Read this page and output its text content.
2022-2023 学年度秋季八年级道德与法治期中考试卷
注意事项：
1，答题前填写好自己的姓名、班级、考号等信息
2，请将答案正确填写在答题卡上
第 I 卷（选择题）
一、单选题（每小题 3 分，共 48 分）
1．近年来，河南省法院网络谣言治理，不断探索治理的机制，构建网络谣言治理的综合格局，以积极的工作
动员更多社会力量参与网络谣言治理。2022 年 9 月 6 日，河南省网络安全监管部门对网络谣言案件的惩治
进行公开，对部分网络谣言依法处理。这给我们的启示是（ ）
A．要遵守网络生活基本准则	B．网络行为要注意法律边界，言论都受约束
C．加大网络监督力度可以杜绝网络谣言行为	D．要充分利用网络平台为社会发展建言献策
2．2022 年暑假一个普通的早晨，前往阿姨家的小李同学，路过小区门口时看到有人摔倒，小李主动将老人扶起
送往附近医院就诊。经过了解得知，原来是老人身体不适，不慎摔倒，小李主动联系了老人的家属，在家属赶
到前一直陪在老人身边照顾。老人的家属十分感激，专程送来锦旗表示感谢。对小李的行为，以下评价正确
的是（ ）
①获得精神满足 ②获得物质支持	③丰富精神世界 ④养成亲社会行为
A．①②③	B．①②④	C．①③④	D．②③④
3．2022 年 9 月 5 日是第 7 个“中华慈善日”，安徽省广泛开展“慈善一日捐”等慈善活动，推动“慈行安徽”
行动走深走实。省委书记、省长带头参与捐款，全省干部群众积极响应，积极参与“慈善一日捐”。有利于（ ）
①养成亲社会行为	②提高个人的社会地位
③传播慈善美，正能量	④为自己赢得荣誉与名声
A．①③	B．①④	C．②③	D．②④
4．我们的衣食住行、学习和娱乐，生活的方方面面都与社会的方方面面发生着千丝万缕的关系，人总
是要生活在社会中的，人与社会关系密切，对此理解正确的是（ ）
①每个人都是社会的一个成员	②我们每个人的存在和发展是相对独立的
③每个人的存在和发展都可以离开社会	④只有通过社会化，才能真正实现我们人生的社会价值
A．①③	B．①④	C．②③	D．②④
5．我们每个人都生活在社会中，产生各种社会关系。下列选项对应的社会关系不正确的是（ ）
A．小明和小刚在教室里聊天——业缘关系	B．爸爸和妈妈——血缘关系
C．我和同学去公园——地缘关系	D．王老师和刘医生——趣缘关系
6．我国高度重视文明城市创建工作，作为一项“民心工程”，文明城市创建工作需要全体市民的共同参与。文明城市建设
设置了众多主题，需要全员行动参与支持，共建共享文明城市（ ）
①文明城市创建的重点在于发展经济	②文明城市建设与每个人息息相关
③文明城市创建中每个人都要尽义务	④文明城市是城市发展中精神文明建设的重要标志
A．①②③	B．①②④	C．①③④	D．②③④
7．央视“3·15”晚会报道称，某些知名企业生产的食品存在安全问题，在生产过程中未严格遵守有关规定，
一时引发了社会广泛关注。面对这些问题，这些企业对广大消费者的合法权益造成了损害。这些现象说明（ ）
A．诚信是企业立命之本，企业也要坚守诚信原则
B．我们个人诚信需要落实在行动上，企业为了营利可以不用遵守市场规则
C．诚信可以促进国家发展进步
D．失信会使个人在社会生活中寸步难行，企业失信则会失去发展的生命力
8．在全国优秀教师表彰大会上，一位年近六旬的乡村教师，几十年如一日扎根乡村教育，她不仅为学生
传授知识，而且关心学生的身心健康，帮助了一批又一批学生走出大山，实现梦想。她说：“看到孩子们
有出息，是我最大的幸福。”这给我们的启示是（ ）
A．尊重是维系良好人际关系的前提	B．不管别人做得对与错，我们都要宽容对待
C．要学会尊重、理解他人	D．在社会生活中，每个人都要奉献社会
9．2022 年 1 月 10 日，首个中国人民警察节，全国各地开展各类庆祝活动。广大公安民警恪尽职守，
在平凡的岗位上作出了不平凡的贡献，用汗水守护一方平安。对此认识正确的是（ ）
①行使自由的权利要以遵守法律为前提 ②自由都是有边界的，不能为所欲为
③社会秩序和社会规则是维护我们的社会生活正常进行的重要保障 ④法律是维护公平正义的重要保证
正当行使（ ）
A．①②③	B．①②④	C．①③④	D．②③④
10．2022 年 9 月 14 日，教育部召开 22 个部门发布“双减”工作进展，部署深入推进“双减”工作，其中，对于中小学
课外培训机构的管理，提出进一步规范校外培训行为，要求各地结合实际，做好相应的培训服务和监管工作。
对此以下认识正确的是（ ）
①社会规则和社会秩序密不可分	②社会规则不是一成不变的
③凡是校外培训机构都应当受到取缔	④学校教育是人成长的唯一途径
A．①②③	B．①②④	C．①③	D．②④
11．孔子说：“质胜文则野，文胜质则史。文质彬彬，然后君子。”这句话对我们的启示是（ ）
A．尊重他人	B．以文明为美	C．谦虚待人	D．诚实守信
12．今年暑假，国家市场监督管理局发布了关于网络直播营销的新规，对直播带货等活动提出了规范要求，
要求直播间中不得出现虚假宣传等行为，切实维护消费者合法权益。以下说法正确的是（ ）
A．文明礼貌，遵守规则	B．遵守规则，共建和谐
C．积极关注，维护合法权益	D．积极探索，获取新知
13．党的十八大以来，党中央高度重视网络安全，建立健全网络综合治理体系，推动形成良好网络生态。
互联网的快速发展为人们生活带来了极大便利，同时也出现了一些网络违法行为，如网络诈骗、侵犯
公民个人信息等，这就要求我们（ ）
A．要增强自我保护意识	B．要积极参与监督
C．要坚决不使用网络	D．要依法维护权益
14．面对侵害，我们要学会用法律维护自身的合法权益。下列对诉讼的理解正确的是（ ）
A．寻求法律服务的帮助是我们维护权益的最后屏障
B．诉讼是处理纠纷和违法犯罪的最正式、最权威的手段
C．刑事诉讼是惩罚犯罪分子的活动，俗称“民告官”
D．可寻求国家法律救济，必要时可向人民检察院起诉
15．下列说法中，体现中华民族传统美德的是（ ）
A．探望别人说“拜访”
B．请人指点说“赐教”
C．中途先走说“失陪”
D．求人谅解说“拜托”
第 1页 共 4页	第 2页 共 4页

......

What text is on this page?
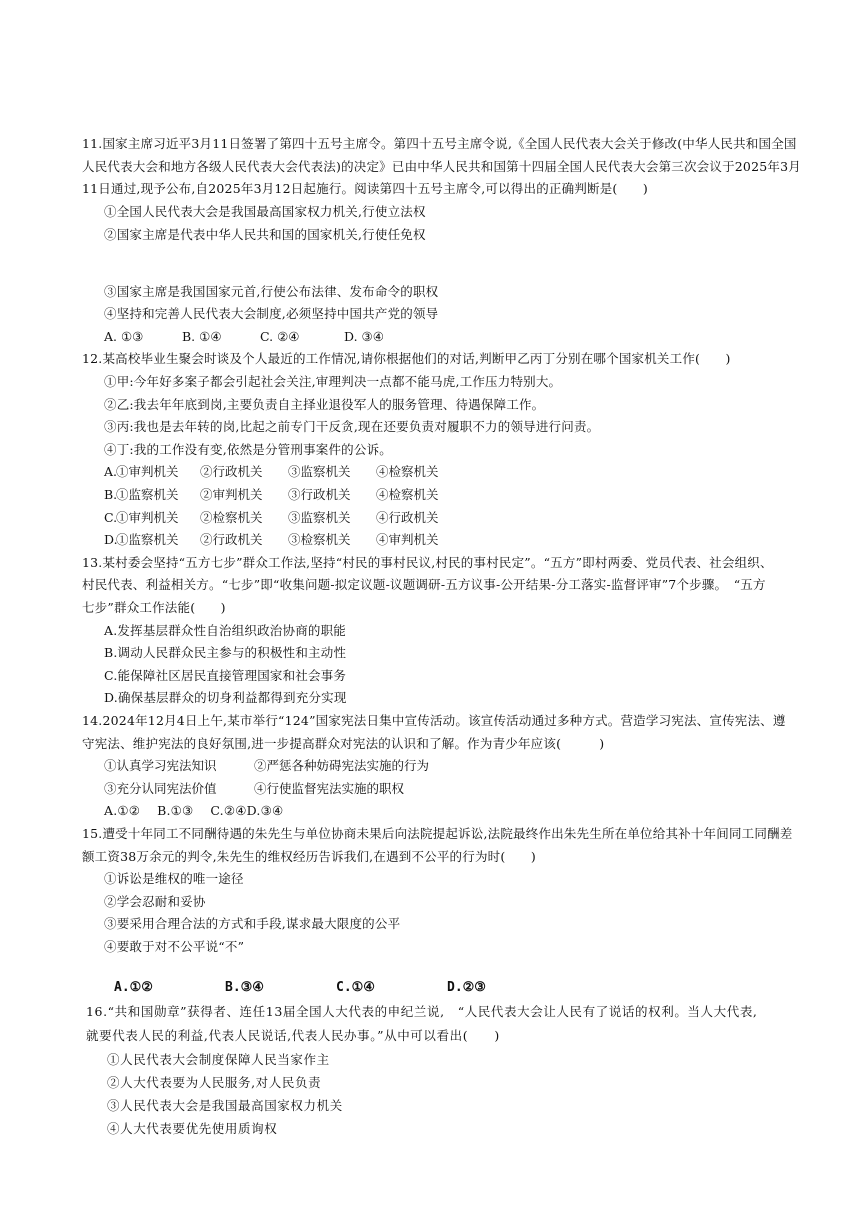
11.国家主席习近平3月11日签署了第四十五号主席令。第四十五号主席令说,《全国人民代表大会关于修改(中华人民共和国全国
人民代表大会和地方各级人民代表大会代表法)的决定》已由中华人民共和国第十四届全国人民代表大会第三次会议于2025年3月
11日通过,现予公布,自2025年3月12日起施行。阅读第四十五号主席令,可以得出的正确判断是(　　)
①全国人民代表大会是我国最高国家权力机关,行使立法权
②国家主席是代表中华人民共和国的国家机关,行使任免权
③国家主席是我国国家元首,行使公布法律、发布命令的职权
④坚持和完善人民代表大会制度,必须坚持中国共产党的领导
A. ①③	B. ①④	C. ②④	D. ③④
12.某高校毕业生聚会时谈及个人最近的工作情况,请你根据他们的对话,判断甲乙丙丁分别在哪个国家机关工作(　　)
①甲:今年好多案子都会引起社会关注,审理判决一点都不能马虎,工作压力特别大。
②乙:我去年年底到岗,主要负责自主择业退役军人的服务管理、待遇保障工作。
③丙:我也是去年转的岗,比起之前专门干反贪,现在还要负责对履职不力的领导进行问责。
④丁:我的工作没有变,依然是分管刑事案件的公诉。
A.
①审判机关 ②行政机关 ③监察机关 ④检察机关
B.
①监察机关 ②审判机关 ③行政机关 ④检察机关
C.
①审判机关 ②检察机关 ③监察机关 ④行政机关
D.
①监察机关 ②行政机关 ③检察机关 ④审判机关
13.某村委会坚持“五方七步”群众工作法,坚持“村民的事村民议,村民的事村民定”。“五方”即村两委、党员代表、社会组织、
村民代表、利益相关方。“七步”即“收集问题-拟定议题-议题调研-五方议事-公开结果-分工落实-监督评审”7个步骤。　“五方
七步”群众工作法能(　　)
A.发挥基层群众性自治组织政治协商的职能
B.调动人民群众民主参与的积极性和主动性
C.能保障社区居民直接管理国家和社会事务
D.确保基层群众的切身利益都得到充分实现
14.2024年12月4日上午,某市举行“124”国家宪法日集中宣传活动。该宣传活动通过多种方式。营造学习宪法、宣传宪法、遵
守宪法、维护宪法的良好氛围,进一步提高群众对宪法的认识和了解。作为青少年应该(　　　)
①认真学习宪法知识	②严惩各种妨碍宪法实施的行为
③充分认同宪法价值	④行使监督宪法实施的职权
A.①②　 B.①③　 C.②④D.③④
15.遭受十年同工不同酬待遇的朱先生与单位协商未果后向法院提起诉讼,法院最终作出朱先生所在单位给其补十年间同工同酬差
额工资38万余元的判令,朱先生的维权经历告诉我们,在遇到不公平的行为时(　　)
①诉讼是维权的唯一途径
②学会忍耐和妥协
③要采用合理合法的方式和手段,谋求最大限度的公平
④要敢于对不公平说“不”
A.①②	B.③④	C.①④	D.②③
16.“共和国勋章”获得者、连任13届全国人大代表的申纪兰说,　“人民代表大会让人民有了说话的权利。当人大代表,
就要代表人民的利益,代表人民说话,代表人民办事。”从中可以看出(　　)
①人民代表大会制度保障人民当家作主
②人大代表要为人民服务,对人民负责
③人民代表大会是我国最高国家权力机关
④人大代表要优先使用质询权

......

- Aim:
From the entries, copy out each line containing the word "慈善一日捐".

- Written reply:
3．2022 年 9 月 5 日是第 7 个“中华慈善日”，安徽省广泛开展“慈善一日捐”等慈善活动，推动“慈行安徽”
行动走深走实。省委书记、省长带头参与捐款，全省干部群众积极响应，积极参与“慈善一日捐”。有利于（ ）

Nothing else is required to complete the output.